— begin RECORDS SUPPLIED —

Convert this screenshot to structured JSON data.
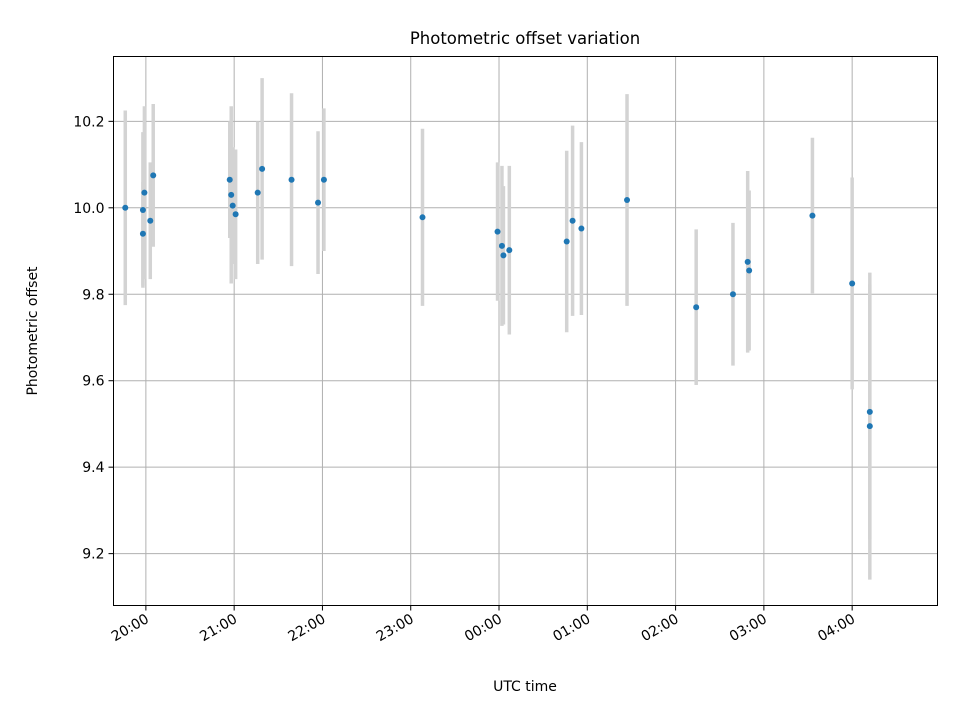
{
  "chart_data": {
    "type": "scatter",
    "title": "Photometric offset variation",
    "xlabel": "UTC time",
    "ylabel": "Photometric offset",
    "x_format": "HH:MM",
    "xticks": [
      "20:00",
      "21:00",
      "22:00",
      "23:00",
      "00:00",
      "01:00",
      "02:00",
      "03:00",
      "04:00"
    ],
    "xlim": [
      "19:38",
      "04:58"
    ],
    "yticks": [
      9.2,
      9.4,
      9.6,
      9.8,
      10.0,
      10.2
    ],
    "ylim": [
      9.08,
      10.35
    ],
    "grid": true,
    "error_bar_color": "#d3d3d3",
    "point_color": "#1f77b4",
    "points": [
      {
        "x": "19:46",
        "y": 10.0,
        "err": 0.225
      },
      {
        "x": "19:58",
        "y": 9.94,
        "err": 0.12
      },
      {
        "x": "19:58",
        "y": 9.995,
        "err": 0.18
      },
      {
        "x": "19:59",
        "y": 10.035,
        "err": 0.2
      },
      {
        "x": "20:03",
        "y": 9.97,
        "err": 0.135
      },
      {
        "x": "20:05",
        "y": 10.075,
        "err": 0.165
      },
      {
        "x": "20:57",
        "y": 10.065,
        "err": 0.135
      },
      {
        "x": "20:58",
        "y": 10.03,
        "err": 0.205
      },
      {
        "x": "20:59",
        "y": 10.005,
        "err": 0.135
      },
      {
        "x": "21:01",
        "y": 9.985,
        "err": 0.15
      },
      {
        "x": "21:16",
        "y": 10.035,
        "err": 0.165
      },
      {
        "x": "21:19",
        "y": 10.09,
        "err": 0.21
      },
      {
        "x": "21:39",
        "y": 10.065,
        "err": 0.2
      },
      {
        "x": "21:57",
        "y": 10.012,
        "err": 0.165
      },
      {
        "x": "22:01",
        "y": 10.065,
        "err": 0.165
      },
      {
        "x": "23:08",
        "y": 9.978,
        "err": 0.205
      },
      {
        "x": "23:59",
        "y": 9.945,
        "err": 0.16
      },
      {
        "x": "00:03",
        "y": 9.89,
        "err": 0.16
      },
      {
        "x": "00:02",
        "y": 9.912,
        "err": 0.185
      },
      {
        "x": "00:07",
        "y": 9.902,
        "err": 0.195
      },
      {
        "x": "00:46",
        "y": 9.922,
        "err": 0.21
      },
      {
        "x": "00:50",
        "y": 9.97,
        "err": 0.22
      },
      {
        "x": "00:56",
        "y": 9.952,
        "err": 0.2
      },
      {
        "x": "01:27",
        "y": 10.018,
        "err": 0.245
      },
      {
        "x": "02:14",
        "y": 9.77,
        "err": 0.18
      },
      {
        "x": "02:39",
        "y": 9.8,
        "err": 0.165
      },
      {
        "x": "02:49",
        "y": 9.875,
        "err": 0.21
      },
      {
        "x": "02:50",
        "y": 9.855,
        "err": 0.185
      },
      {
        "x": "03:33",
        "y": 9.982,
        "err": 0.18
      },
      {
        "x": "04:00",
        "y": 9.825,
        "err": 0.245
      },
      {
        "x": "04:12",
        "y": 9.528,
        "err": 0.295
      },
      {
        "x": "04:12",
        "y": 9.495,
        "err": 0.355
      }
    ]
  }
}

— end RECORDS SUPPLIED —
— begin RECORDS SUPPLIED —

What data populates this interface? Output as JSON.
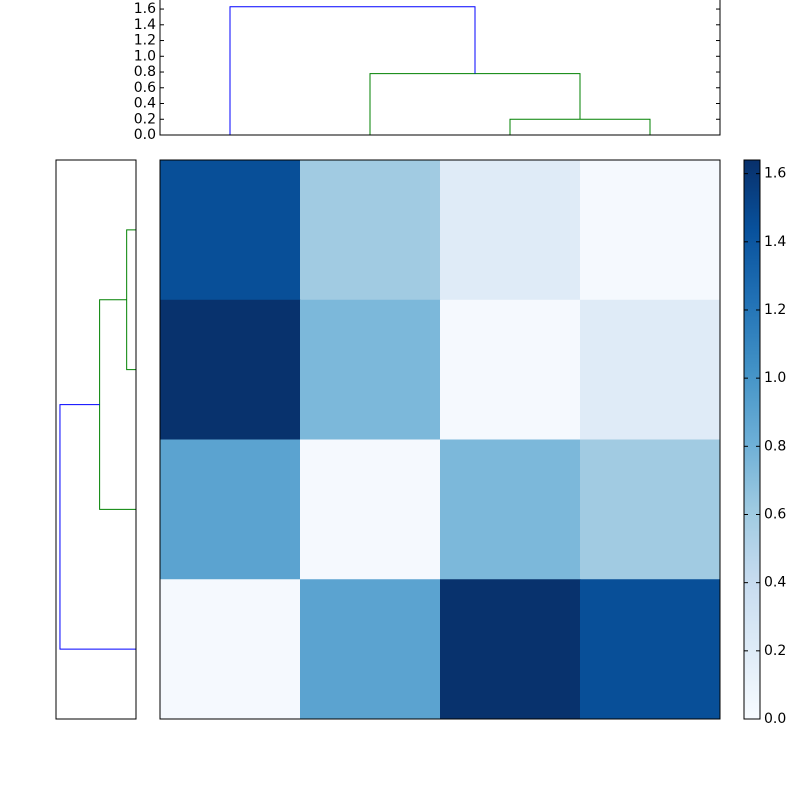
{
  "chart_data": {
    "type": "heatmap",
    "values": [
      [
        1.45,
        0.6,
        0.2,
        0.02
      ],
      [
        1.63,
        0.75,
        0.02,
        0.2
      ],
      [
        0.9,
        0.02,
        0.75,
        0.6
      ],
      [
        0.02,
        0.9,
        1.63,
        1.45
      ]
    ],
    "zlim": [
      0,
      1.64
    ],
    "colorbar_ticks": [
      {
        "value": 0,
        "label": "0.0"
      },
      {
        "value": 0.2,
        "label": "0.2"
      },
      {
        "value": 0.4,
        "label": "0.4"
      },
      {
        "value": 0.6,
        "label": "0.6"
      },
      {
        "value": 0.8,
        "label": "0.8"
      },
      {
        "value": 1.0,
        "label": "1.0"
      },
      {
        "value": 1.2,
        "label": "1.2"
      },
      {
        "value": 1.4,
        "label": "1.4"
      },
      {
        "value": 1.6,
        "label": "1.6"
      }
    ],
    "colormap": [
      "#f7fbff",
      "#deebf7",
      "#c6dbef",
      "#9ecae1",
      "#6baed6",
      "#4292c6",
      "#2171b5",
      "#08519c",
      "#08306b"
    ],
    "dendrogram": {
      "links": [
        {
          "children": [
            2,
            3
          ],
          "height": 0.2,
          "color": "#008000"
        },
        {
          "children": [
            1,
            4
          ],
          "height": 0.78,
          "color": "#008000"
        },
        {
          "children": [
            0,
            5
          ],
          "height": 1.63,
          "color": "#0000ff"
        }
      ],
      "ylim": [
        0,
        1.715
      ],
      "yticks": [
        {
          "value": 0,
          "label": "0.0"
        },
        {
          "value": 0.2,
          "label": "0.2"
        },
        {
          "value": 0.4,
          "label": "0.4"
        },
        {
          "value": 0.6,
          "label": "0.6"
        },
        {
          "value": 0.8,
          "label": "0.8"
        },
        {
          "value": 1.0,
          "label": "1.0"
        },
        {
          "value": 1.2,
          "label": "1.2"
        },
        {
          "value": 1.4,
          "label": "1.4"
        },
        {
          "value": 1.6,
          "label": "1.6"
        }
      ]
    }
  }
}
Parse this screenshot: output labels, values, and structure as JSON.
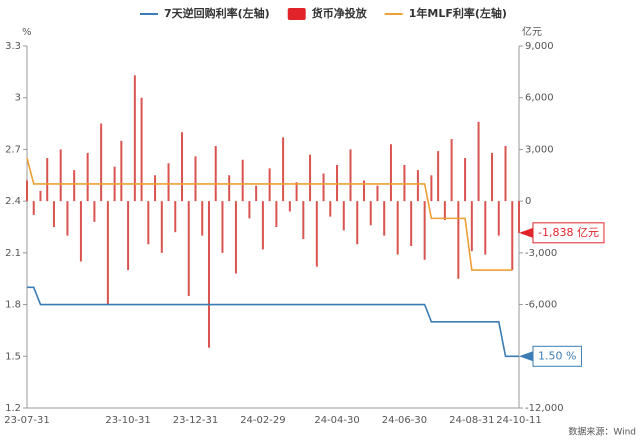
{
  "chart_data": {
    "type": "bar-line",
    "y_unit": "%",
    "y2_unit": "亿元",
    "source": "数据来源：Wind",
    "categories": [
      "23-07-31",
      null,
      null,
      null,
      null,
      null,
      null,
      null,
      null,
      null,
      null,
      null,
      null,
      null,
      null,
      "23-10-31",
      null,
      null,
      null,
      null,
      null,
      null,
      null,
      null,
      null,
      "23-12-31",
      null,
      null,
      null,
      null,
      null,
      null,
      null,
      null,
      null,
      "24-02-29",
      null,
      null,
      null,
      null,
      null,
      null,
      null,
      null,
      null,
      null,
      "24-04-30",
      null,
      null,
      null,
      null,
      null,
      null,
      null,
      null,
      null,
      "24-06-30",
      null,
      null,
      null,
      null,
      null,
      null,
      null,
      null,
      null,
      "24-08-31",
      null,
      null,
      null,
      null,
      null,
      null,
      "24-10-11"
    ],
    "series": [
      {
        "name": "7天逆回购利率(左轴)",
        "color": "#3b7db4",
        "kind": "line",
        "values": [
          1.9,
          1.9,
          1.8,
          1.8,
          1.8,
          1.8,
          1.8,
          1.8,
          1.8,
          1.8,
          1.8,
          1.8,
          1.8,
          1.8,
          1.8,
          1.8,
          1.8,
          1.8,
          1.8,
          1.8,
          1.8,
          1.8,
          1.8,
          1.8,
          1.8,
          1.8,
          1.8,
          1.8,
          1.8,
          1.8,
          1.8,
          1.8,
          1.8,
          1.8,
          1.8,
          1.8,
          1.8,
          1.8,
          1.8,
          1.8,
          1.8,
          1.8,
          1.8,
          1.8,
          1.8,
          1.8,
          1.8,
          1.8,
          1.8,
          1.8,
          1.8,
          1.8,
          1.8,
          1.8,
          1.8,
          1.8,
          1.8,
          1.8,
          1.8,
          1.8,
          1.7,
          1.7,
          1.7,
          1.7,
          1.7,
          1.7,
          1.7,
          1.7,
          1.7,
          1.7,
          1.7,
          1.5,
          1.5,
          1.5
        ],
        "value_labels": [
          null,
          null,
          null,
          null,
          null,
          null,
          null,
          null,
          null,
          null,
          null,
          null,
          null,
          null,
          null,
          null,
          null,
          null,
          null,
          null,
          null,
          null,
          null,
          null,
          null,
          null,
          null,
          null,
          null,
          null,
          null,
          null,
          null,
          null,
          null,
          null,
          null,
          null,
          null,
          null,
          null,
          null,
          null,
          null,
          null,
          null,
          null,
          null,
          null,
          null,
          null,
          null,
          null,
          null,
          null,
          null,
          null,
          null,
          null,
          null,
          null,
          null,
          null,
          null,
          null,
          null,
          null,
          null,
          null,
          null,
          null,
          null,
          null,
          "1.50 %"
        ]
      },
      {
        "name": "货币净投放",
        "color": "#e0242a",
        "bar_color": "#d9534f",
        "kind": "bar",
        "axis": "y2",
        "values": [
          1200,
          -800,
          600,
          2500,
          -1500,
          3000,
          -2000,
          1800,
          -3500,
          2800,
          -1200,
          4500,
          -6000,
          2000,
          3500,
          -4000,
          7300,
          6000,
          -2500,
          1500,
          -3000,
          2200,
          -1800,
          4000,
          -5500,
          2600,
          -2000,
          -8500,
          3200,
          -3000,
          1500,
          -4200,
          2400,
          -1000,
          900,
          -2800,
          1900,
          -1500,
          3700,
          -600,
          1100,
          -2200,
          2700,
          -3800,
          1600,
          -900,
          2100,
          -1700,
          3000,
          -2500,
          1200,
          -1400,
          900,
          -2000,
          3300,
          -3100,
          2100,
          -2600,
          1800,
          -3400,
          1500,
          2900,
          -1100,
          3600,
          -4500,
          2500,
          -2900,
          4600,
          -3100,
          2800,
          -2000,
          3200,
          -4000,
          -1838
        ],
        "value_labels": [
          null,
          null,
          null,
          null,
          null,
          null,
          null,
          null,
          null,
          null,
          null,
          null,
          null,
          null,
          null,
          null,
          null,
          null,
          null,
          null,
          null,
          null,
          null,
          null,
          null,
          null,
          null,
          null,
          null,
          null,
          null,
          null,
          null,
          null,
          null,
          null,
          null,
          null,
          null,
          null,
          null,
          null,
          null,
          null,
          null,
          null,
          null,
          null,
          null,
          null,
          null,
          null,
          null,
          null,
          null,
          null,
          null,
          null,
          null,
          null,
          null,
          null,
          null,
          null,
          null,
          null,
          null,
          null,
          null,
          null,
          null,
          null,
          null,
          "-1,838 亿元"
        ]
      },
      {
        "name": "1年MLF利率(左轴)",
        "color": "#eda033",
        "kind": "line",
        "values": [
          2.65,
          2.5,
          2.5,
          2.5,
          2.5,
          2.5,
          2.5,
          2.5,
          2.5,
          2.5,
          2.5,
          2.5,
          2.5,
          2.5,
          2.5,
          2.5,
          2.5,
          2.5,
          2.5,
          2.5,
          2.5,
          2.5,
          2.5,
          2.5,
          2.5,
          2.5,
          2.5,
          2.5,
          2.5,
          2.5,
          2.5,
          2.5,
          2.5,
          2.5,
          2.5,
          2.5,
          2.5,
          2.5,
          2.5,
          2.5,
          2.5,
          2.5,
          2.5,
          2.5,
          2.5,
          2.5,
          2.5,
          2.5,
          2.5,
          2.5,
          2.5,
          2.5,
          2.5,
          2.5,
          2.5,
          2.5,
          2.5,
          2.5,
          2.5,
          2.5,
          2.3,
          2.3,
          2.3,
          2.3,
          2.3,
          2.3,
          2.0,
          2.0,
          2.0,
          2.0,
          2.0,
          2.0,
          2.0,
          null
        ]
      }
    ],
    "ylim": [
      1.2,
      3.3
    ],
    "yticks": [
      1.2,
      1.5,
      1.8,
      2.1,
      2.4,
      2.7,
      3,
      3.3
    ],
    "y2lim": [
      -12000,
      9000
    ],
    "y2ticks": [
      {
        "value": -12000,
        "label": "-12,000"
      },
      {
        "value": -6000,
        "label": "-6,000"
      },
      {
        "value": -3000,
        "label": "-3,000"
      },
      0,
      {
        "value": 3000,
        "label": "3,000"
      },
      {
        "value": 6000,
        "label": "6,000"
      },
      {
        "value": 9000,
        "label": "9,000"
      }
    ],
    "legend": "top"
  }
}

— end RECORDS SUPPLIED —

> WHAT IS EXPECTED
Where a line holds the string "type", copy that line.

> TASK SOLUTION
    "type": "scatter",
    "type": "heatmap",
    "type": "bar-line",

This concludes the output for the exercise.